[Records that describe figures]
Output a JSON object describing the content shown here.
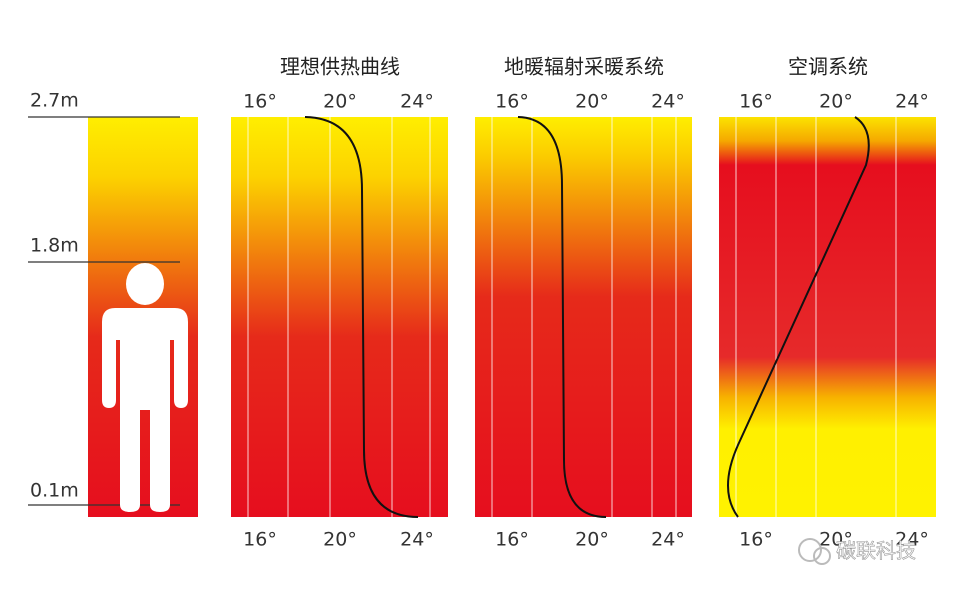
{
  "height_labels": [
    "2.7m",
    "1.8m",
    "0.1m"
  ],
  "panels": [
    {
      "title": "理想供热曲线",
      "top_ticks": [
        "16°",
        "20°",
        "24°"
      ],
      "bottom_ticks": [
        "16°",
        "20°",
        "24°"
      ]
    },
    {
      "title": "地暖辐射采暖系统",
      "top_ticks": [
        "16°",
        "20°",
        "24°"
      ],
      "bottom_ticks": [
        "16°",
        "20°",
        "24°"
      ]
    },
    {
      "title": "空调系统",
      "top_ticks": [
        "16°",
        "20°",
        "24°"
      ],
      "bottom_ticks": [
        "16°",
        "20°",
        "24°"
      ]
    }
  ],
  "watermark": "碳联科技"
}
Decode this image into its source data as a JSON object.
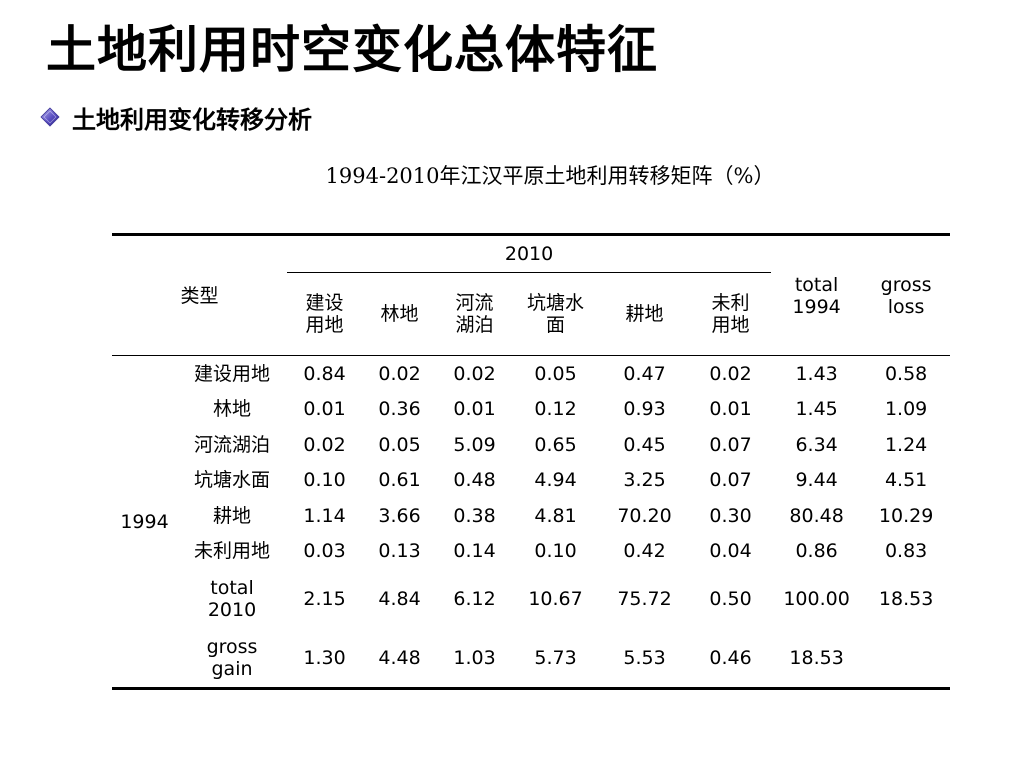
{
  "page": {
    "title": "土地利用时空变化总体特征",
    "bullet": "土地利用变化转移分析"
  },
  "table": {
    "caption": "1994-2010年江汉平原土地利用转移矩阵（%）",
    "type_label": "类型",
    "group_2010": "2010",
    "col_headers": [
      "建设\n用地",
      "林地",
      "河流\n湖泊",
      "坑塘水\n面",
      "耕地",
      "未利\n用地"
    ],
    "total_1994_header": "total\n1994",
    "gross_loss_header": "gross\nloss",
    "row_group": "1994",
    "rows": [
      {
        "label": "建设用地",
        "cells": [
          "0.84",
          "0.02",
          "0.02",
          "0.05",
          "0.47",
          "0.02",
          "1.43",
          "0.58"
        ]
      },
      {
        "label": "林地",
        "cells": [
          "0.01",
          "0.36",
          "0.01",
          "0.12",
          "0.93",
          "0.01",
          "1.45",
          "1.09"
        ]
      },
      {
        "label": "河流湖泊",
        "cells": [
          "0.02",
          "0.05",
          "5.09",
          "0.65",
          "0.45",
          "0.07",
          "6.34",
          "1.24"
        ]
      },
      {
        "label": "坑塘水面",
        "cells": [
          "0.10",
          "0.61",
          "0.48",
          "4.94",
          "3.25",
          "0.07",
          "9.44",
          "4.51"
        ]
      },
      {
        "label": "耕地",
        "cells": [
          "1.14",
          "3.66",
          "0.38",
          "4.81",
          "70.20",
          "0.30",
          "80.48",
          "10.29"
        ]
      },
      {
        "label": "未利用地",
        "cells": [
          "0.03",
          "0.13",
          "0.14",
          "0.10",
          "0.42",
          "0.04",
          "0.86",
          "0.83"
        ]
      }
    ],
    "total_row": {
      "label": "total\n2010",
      "cells": [
        "2.15",
        "4.84",
        "6.12",
        "10.67",
        "75.72",
        "0.50",
        "100.00",
        "18.53"
      ]
    },
    "gain_row": {
      "label": "gross\ngain",
      "cells": [
        "1.30",
        "4.48",
        "1.03",
        "5.73",
        "5.53",
        "0.46",
        "18.53",
        ""
      ]
    }
  }
}
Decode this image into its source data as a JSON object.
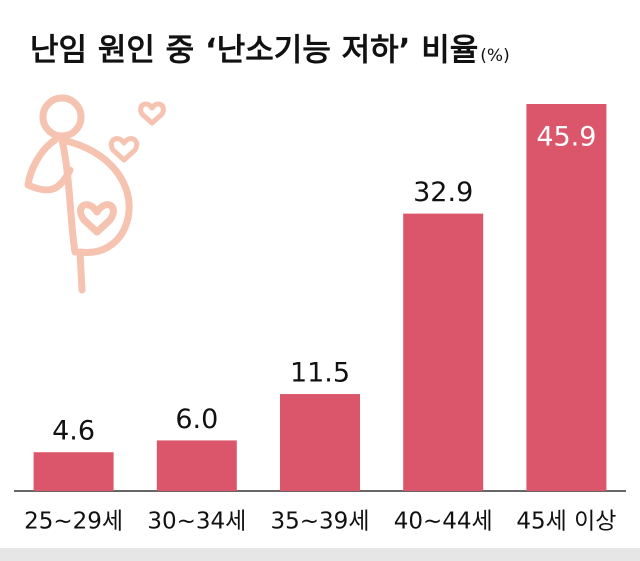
{
  "chart_data": {
    "type": "bar",
    "title": "난임 원인 중 ‘난소기능 저하’ 비율",
    "unit": "(%)",
    "categories": [
      "25~29세",
      "30~34세",
      "35~39세",
      "40~44세",
      "45세 이상"
    ],
    "values": [
      4.6,
      6.0,
      11.5,
      32.9,
      45.9
    ],
    "value_labels": [
      "4.6",
      "6.0",
      "11.5",
      "32.9",
      "45.9"
    ],
    "color": "#dc566b"
  }
}
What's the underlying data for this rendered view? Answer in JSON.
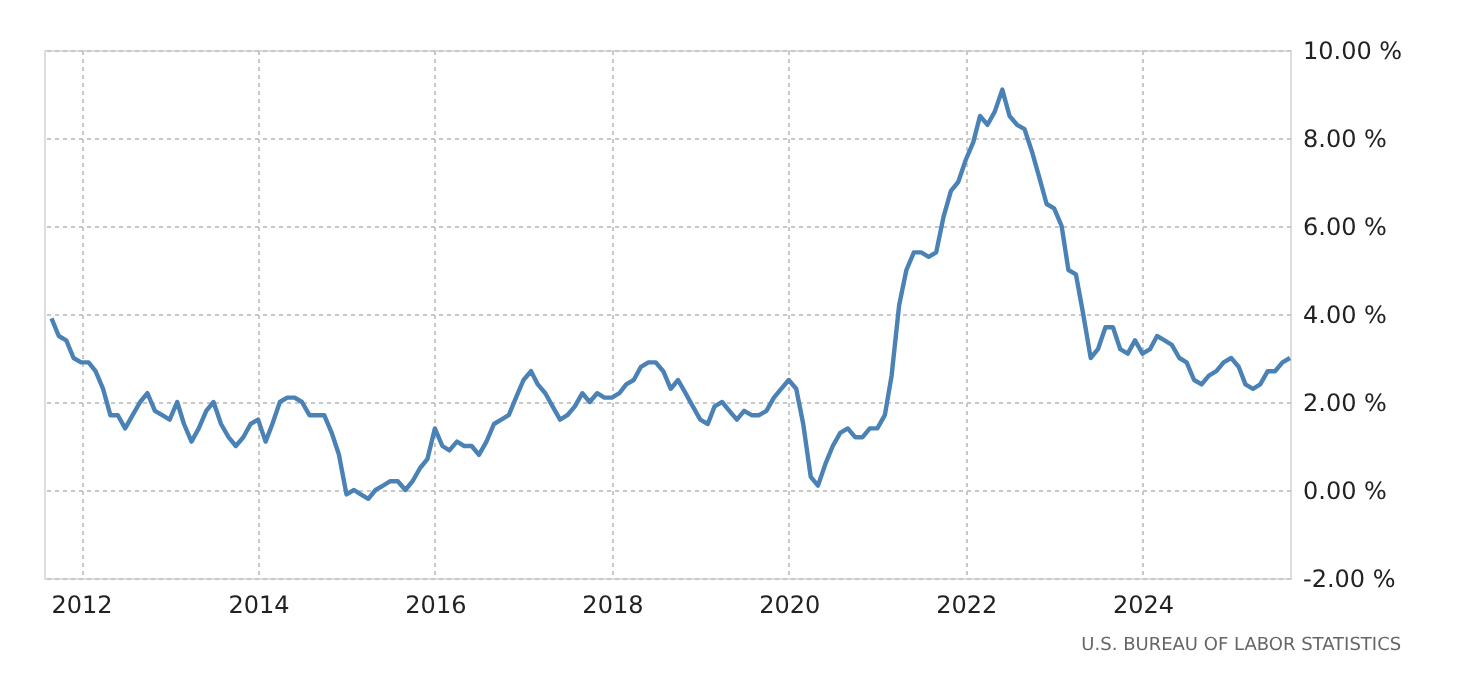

> Short problem: Return the entries unchanged, save for the pictures, which do not belong in the copy.

> Result below:
Output a JSON object describing the content shown here.
{
  "height_labels": [
    "2.7m",
    "1.8m",
    "0.1m"
  ],
  "panels": [
    {
      "title": "理想供热曲线",
      "top_ticks": [
        "16°",
        "20°",
        "24°"
      ],
      "bottom_ticks": [
        "16°",
        "20°",
        "24°"
      ]
    },
    {
      "title": "地暖辐射采暖系统",
      "top_ticks": [
        "16°",
        "20°",
        "24°"
      ],
      "bottom_ticks": [
        "16°",
        "20°",
        "24°"
      ]
    },
    {
      "title": "空调系统",
      "top_ticks": [
        "16°",
        "20°",
        "24°"
      ],
      "bottom_ticks": [
        "16°",
        "20°",
        "24°"
      ]
    }
  ],
  "watermark": "碳联科技"
}
Decode this image into its source data as a JSON object.
{
  "page": {
    "title": "土地利用时空变化总体特征",
    "bullet": "土地利用变化转移分析"
  },
  "table": {
    "caption": "1994-2010年江汉平原土地利用转移矩阵（%）",
    "type_label": "类型",
    "group_2010": "2010",
    "col_headers": [
      "建设\n用地",
      "林地",
      "河流\n湖泊",
      "坑塘水\n面",
      "耕地",
      "未利\n用地"
    ],
    "total_1994_header": "total\n1994",
    "gross_loss_header": "gross\nloss",
    "row_group": "1994",
    "rows": [
      {
        "label": "建设用地",
        "cells": [
          "0.84",
          "0.02",
          "0.02",
          "0.05",
          "0.47",
          "0.02",
          "1.43",
          "0.58"
        ]
      },
      {
        "label": "林地",
        "cells": [
          "0.01",
          "0.36",
          "0.01",
          "0.12",
          "0.93",
          "0.01",
          "1.45",
          "1.09"
        ]
      },
      {
        "label": "河流湖泊",
        "cells": [
          "0.02",
          "0.05",
          "5.09",
          "0.65",
          "0.45",
          "0.07",
          "6.34",
          "1.24"
        ]
      },
      {
        "label": "坑塘水面",
        "cells": [
          "0.10",
          "0.61",
          "0.48",
          "4.94",
          "3.25",
          "0.07",
          "9.44",
          "4.51"
        ]
      },
      {
        "label": "耕地",
        "cells": [
          "1.14",
          "3.66",
          "0.38",
          "4.81",
          "70.20",
          "0.30",
          "80.48",
          "10.29"
        ]
      },
      {
        "label": "未利用地",
        "cells": [
          "0.03",
          "0.13",
          "0.14",
          "0.10",
          "0.42",
          "0.04",
          "0.86",
          "0.83"
        ]
      }
    ],
    "total_row": {
      "label": "total\n2010",
      "cells": [
        "2.15",
        "4.84",
        "6.12",
        "10.67",
        "75.72",
        "0.50",
        "100.00",
        "18.53"
      ]
    },
    "gain_row": {
      "label": "gross\ngain",
      "cells": [
        "1.30",
        "4.48",
        "1.03",
        "5.73",
        "5.53",
        "0.46",
        "18.53",
        ""
      ]
    }
  }
}
Decode this image into its source data as a JSON object.
{
  "chart_data": {
    "type": "bar",
    "title": "난임 원인 중 ‘난소기능 저하’ 비율",
    "unit": "(%)",
    "categories": [
      "25~29세",
      "30~34세",
      "35~39세",
      "40~44세",
      "45세 이상"
    ],
    "values": [
      4.6,
      6.0,
      11.5,
      32.9,
      45.9
    ],
    "value_labels": [
      "4.6",
      "6.0",
      "11.5",
      "32.9",
      "45.9"
    ],
    "color": "#dc566b"
  }
}
What's the underlying data for this rendered view? Answer in JSON.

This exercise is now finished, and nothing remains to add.